>> START

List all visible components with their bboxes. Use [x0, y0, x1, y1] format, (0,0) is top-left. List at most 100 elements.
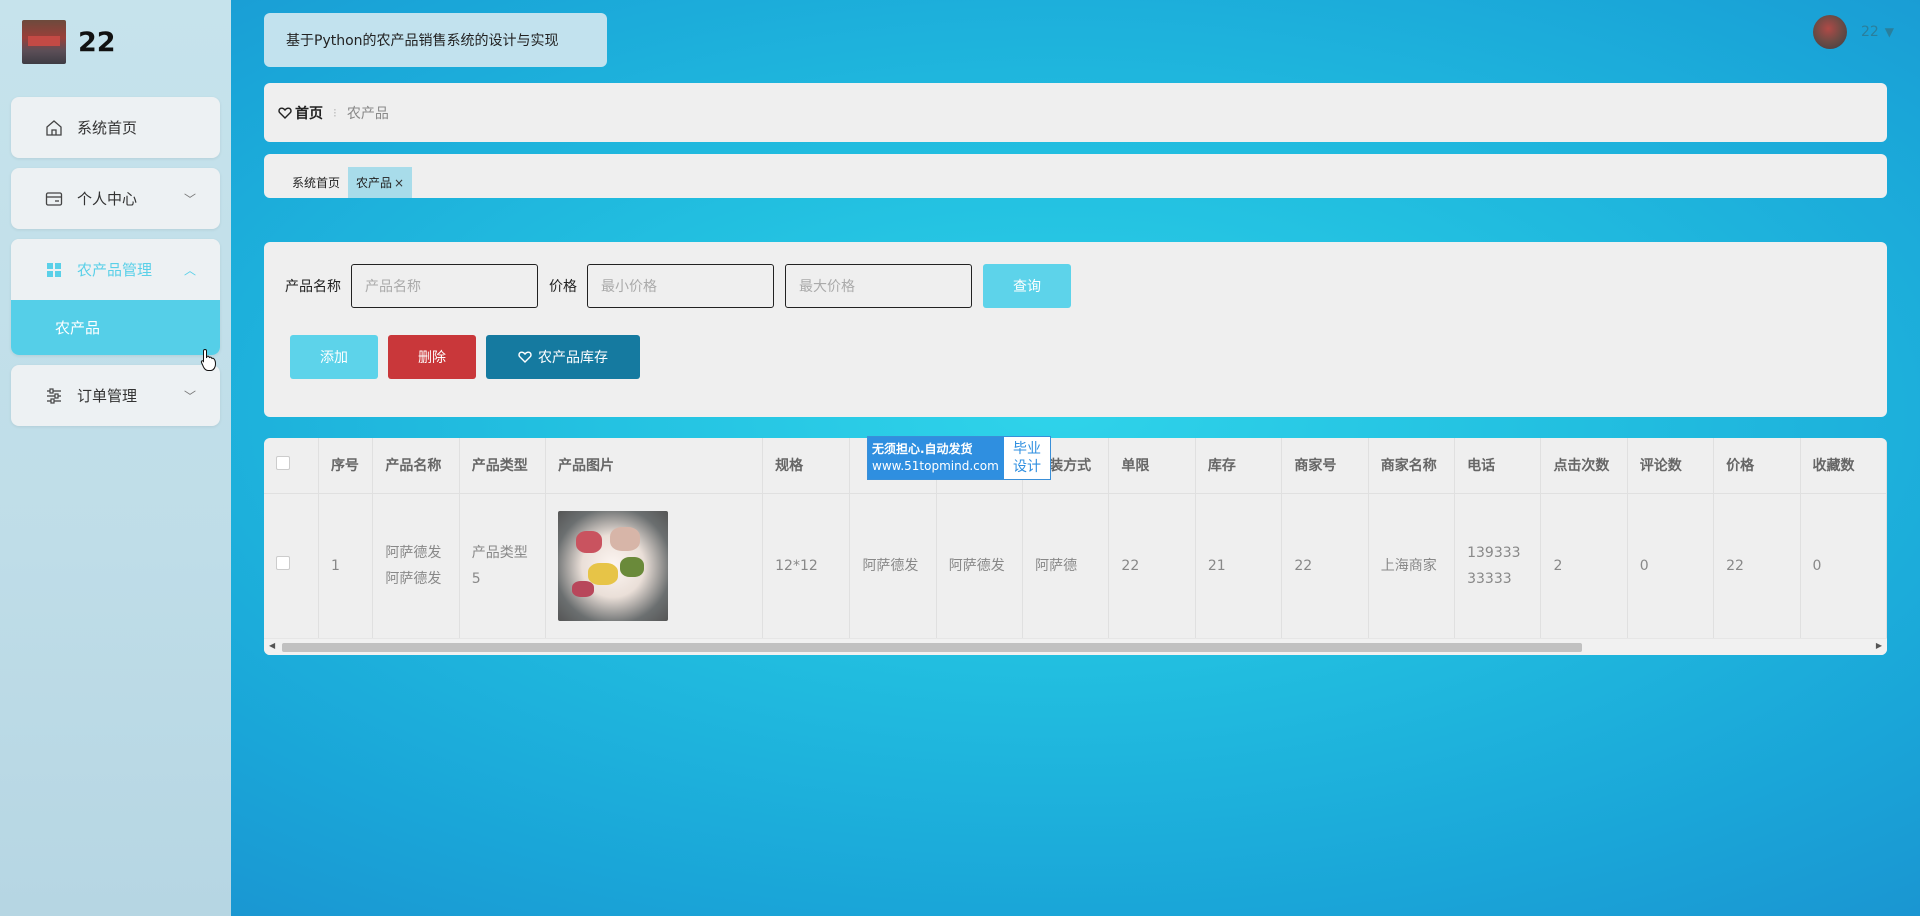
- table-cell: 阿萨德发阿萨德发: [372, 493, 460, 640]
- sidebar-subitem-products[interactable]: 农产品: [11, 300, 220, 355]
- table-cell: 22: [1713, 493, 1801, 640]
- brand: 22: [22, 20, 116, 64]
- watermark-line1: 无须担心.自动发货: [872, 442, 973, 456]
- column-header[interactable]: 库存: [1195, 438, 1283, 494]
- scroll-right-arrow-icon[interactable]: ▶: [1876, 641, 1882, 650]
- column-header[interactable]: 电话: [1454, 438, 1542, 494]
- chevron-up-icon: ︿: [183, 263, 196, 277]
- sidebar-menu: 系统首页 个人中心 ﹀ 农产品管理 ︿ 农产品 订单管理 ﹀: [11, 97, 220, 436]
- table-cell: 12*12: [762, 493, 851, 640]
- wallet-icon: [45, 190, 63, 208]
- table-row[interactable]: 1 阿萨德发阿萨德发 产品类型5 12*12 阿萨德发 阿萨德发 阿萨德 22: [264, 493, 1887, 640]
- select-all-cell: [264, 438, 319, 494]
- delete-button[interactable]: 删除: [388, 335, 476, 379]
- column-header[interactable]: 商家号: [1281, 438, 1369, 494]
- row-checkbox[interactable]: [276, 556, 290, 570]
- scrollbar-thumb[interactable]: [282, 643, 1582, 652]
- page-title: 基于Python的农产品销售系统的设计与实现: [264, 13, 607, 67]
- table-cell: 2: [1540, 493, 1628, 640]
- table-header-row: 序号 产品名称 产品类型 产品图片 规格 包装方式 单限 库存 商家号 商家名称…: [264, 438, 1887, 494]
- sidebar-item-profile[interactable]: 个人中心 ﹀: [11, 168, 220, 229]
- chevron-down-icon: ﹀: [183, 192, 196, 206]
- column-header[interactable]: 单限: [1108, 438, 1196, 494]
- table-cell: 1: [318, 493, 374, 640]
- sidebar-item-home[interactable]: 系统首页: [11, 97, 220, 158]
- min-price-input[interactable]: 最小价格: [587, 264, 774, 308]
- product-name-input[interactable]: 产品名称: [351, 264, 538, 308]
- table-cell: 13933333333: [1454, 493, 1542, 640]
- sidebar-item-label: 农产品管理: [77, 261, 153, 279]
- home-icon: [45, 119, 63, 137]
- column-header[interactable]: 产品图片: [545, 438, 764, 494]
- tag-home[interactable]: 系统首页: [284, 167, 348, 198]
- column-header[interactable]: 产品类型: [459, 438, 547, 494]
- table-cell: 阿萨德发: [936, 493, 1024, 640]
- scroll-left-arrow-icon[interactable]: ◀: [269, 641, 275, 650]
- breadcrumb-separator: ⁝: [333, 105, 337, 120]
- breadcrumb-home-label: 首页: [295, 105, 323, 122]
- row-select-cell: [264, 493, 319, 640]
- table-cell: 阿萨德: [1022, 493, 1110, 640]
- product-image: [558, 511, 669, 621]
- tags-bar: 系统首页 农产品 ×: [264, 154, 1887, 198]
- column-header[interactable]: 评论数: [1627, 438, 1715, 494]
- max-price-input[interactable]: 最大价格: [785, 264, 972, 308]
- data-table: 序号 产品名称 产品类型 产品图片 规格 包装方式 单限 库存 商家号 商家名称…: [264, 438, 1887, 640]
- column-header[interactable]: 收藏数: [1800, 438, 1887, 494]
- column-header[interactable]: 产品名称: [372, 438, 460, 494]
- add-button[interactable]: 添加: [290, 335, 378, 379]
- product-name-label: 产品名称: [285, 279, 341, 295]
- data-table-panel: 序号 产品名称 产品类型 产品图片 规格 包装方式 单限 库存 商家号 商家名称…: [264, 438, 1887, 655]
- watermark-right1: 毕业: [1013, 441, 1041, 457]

>> END

PROBLEM -> Please rewrite all the records above with every "table-cell" swapped for "grid-cell" and nothing else changed. Leave out the pictures.

SOLUTION FOR THIS PROBLEM ->
List all visible components with their bboxes. Use [x0, y0, x1, y1] format, (0,0) is top-left. List at most 100 elements.
- grid-cell: 阿萨德发阿萨德发: [372, 493, 460, 640]
- sidebar-subitem-products[interactable]: 农产品: [11, 300, 220, 355]
- grid-cell: 22: [1713, 493, 1801, 640]
- brand: 22: [22, 20, 116, 64]
- watermark-line1: 无须担心.自动发货: [872, 442, 973, 456]
- column-header[interactable]: 库存: [1195, 438, 1283, 494]
- scroll-right-arrow-icon[interactable]: ▶: [1876, 641, 1882, 650]
- column-header[interactable]: 电话: [1454, 438, 1542, 494]
- chevron-up-icon: ︿: [183, 263, 196, 277]
- sidebar-menu: 系统首页 个人中心 ﹀ 农产品管理 ︿ 农产品 订单管理 ﹀: [11, 97, 220, 436]
- grid-cell: 12*12: [762, 493, 851, 640]
- wallet-icon: [45, 190, 63, 208]
- table-row[interactable]: 1 阿萨德发阿萨德发 产品类型5 12*12 阿萨德发 阿萨德发 阿萨德 22: [264, 493, 1887, 640]
- select-all-cell: [264, 438, 319, 494]
- delete-button[interactable]: 删除: [388, 335, 476, 379]
- column-header[interactable]: 商家号: [1281, 438, 1369, 494]
- row-checkbox[interactable]: [276, 556, 290, 570]
- scrollbar-thumb[interactable]: [282, 643, 1582, 652]
- page-title: 基于Python的农产品销售系统的设计与实现: [264, 13, 607, 67]
- grid-cell: 2: [1540, 493, 1628, 640]
- table-header-row: 序号 产品名称 产品类型 产品图片 规格 包装方式 单限 库存 商家号 商家名称…: [264, 438, 1887, 494]
- sidebar-item-profile[interactable]: 个人中心 ﹀: [11, 168, 220, 229]
- chevron-down-icon: ﹀: [183, 192, 196, 206]
- column-header[interactable]: 单限: [1108, 438, 1196, 494]
- grid-cell: 1: [318, 493, 374, 640]
- sidebar-item-home[interactable]: 系统首页: [11, 97, 220, 158]
- min-price-input[interactable]: 最小价格: [587, 264, 774, 308]
- product-name-input[interactable]: 产品名称: [351, 264, 538, 308]
- grid-cell: 13933333333: [1454, 493, 1542, 640]
- sidebar-item-label: 农产品管理: [77, 261, 153, 279]
- home-icon: [45, 119, 63, 137]
- column-header[interactable]: 产品图片: [545, 438, 764, 494]
- tag-home[interactable]: 系统首页: [284, 167, 348, 198]
- column-header[interactable]: 产品类型: [459, 438, 547, 494]
- grid-cell: 阿萨德发: [936, 493, 1024, 640]
- scroll-left-arrow-icon[interactable]: ◀: [269, 641, 275, 650]
- breadcrumb-separator: ⁝: [333, 105, 337, 120]
- breadcrumb-home-label: 首页: [295, 105, 323, 122]
- row-select-cell: [264, 493, 319, 640]
- grid-cell: 阿萨德: [1022, 493, 1110, 640]
- product-image: [558, 511, 669, 621]
- tags-bar: 系统首页 农产品 ×: [264, 154, 1887, 198]
- column-header[interactable]: 评论数: [1627, 438, 1715, 494]
- max-price-input[interactable]: 最大价格: [785, 264, 972, 308]
- data-table: 序号 产品名称 产品类型 产品图片 规格 包装方式 单限 库存 商家号 商家名称…: [264, 438, 1887, 640]
- column-header[interactable]: 收藏数: [1800, 438, 1887, 494]
- column-header[interactable]: 产品名称: [372, 438, 460, 494]
- add-button[interactable]: 添加: [290, 335, 378, 379]
- product-name-label: 产品名称: [285, 279, 341, 295]
- data-table-panel: 序号 产品名称 产品类型 产品图片 规格 包装方式 单限 库存 商家号 商家名称…: [264, 438, 1887, 655]
- watermark-right1: 毕业: [1013, 441, 1041, 457]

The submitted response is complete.